— SUPPLIED RECORDS —
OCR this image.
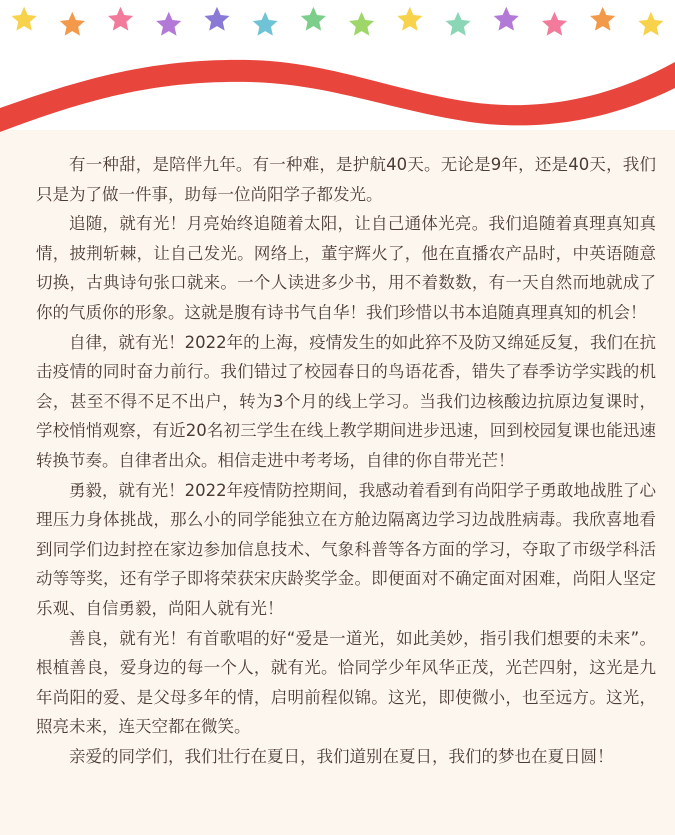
有一种甜，是陪伴九年。有一种难，是护航40天。无论是9年，还是40天，我们只是为了做一件事，助每一位尚阳学子都发光。

追随，就有光！月亮始终追随着太阳，让自己通体光亮。我们追随着真理真知真情，披荆斩棘，让自己发光。网络上，董宇辉火了，他在直播农产品时，中英语随意切换，古典诗句张口就来。一个人读进多少书，用不着数数，有一天自然而地就成了你的气质你的形象。这就是腹有诗书气自华！我们珍惜以书本追随真理真知的机会！

自律，就有光！2022年的上海，疫情发生的如此猝不及防又绵延反复，我们在抗击疫情的同时奋力前行。我们错过了校园春日的鸟语花香，错失了春季访学实践的机会，甚至不得不足不出户，转为3个月的线上学习。当我们边核酸边抗原边复课时，学校悄悄观察，有近20名初三学生在线上教学期间进步迅速，回到校园复课也能迅速转换节奏。自律者出众。相信走进中考考场，自律的你自带光芒！

勇毅，就有光！2022年疫情防控期间，我感动着看到有尚阳学子勇敢地战胜了心理压力身体挑战，那么小的同学能独立在方舱边隔离边学习边战胜病毒。我欣喜地看到同学们边封控在家边参加信息技术、气象科普等各方面的学习，夺取了市级学科活动等等奖，还有学子即将荣获宋庆龄奖学金。即便面对不确定面对困难，尚阳人坚定乐观、自信勇毅，尚阳人就有光！

善良，就有光！有首歌唱的好“爱是一道光，如此美妙，指引我们想要的未来”。根植善良，爱身边的每一个人，就有光。恰同学少年风华正茂，光芒四射，这光是九年尚阳的爱、是父母多年的情，启明前程似锦。这光，即使微小，也至远方。这光，照亮未来，连天空都在微笑。

亲爱的同学们，我们壮行在夏日，我们道别在夏日，我们的梦也在夏日圆！
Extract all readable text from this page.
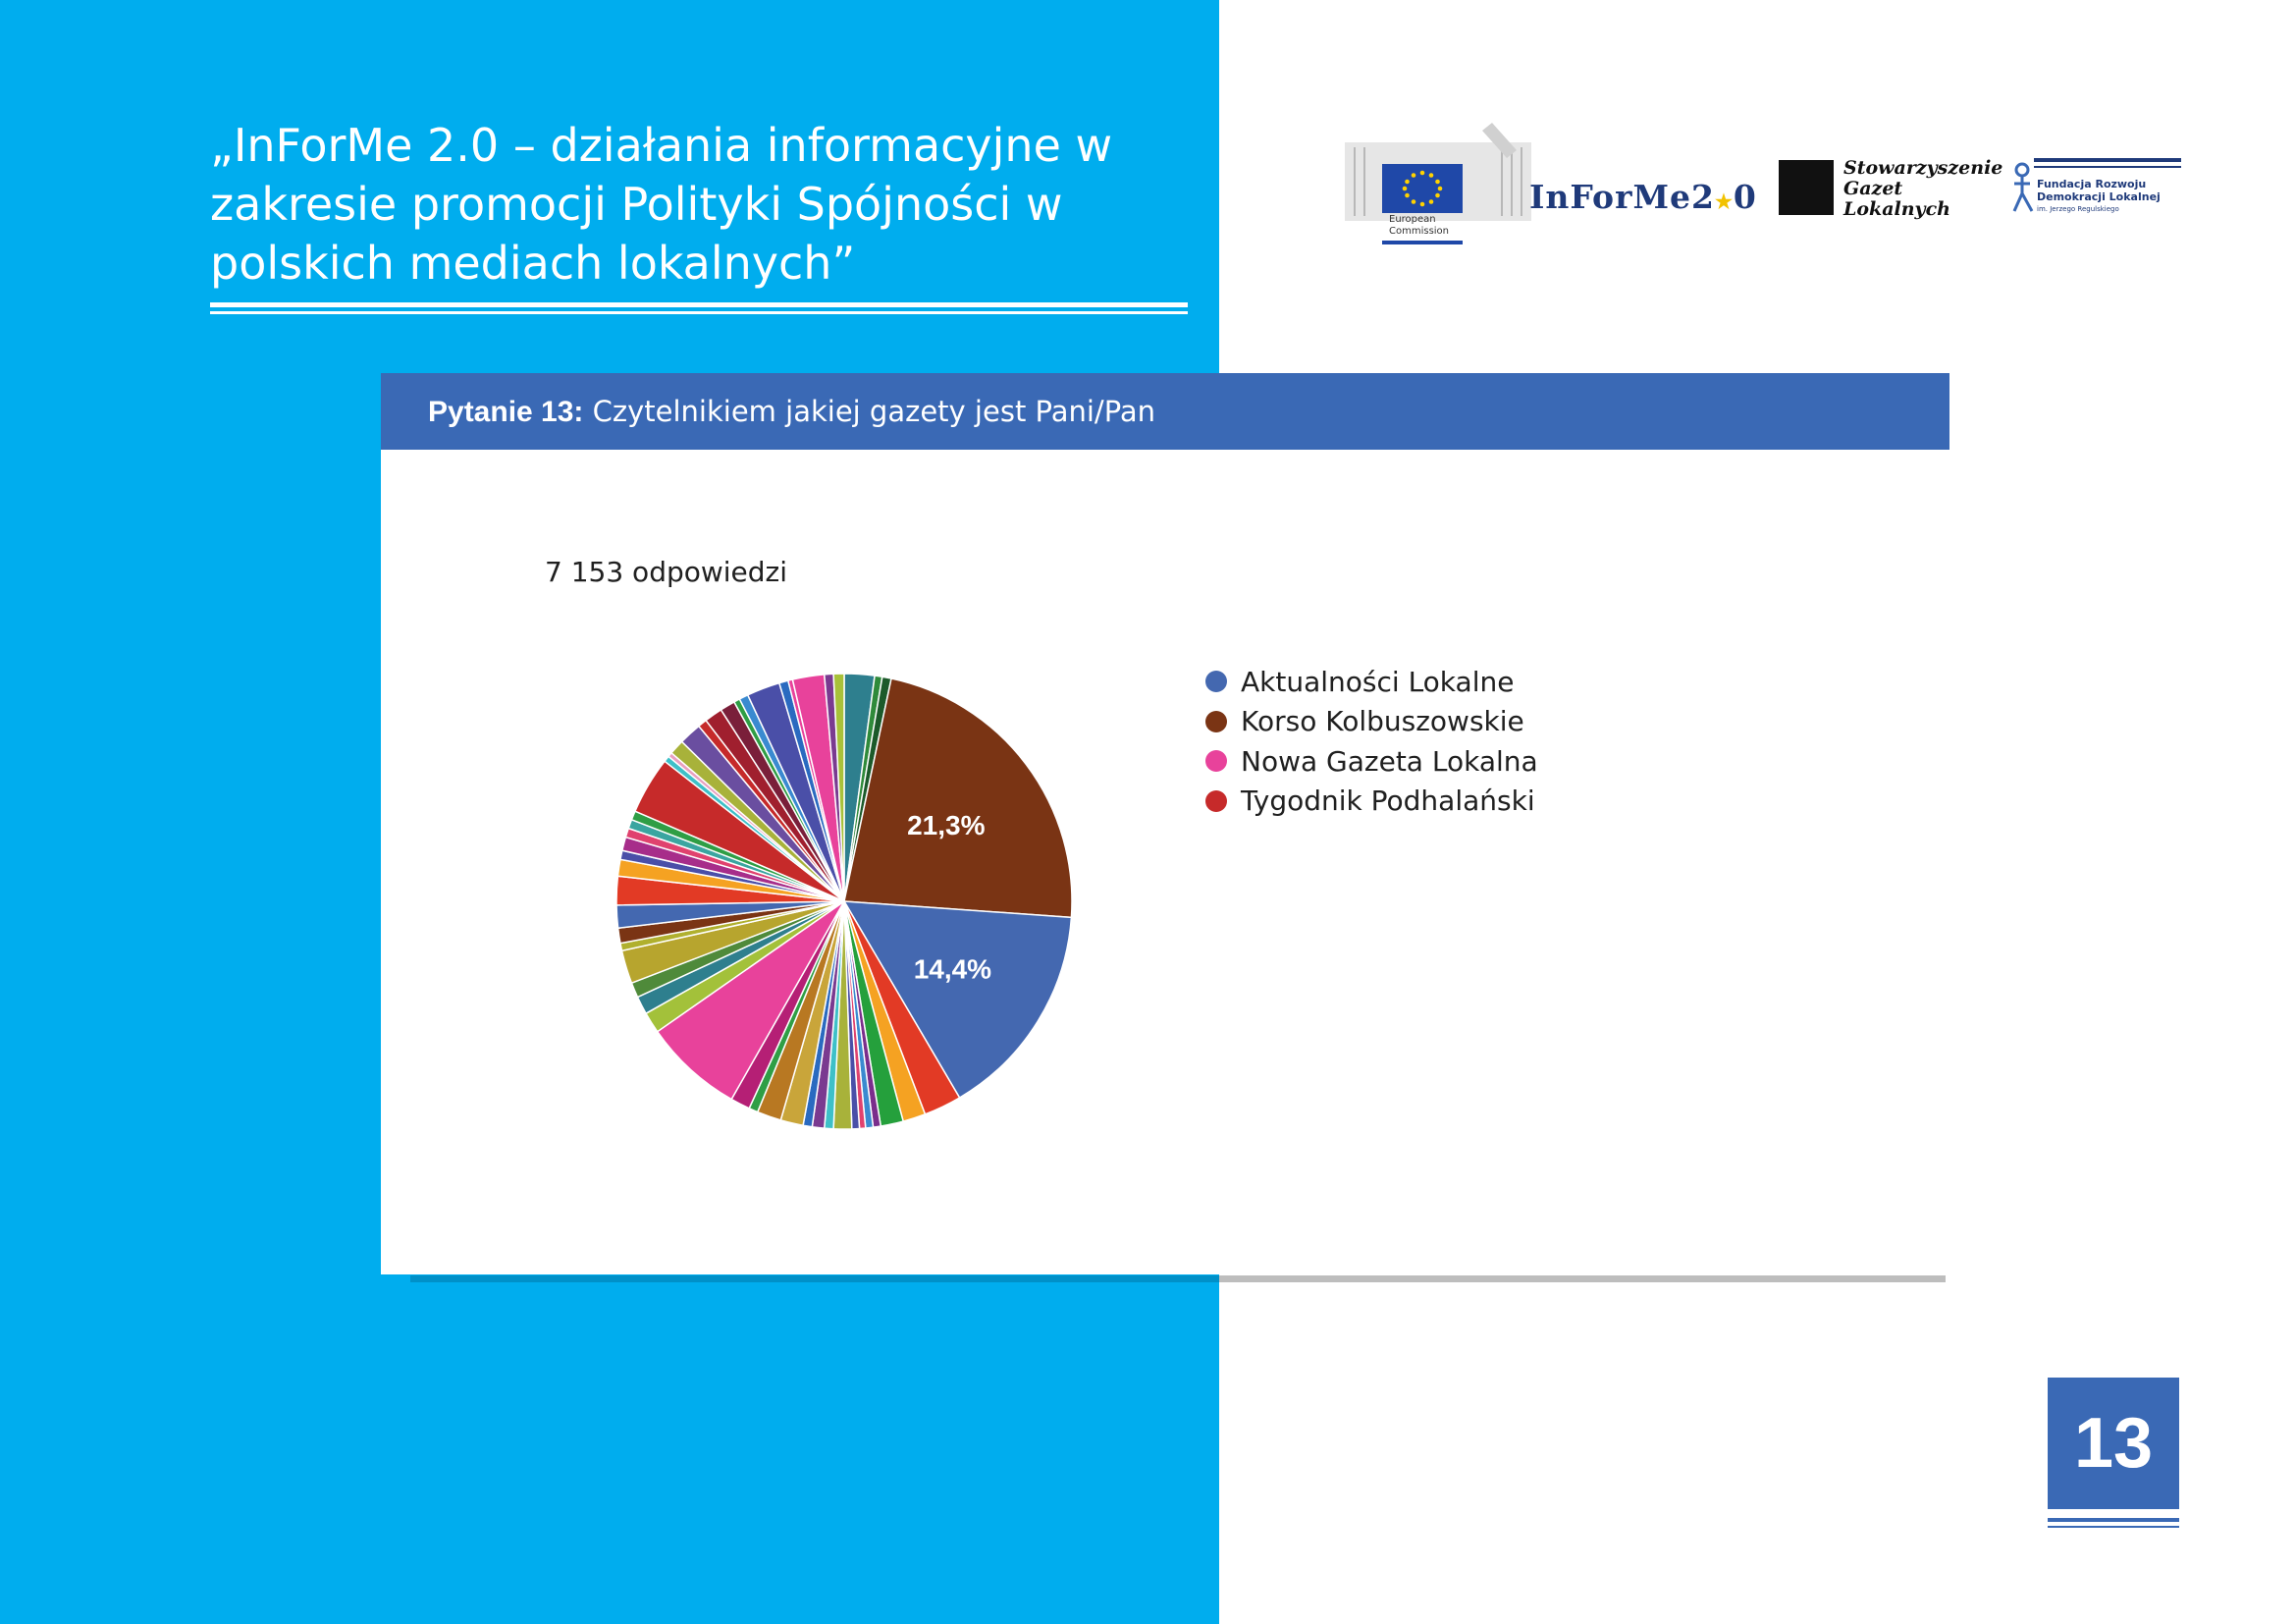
„InForMe 2.0 – działania informacyjne w zakresie promocji Polityki Spójności w polskich mediach lokalnych”
European
Commission
InForMe2★0
Stowarzyszenie
Gazet
Lokalnych
Fundacja Rozwoju
Demokracji Lokalnej
im. Jerzego Regulskiego
Pytanie 13: Czytelnikiem jakiej gazety jest Pani/Pan
7 153 odpowiedzi
21,3%
14,4%
Aktualności Lokalne
Korso Kolbuszowskie
Nowa Gazeta Lokalna
Tygodnik Podhalański
13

— THE EXERCISE —
Collect every line with the string "this" from the records, and copy each.

— RESPONSE BELOW —
OCR this image.
Extract all readable text from this page.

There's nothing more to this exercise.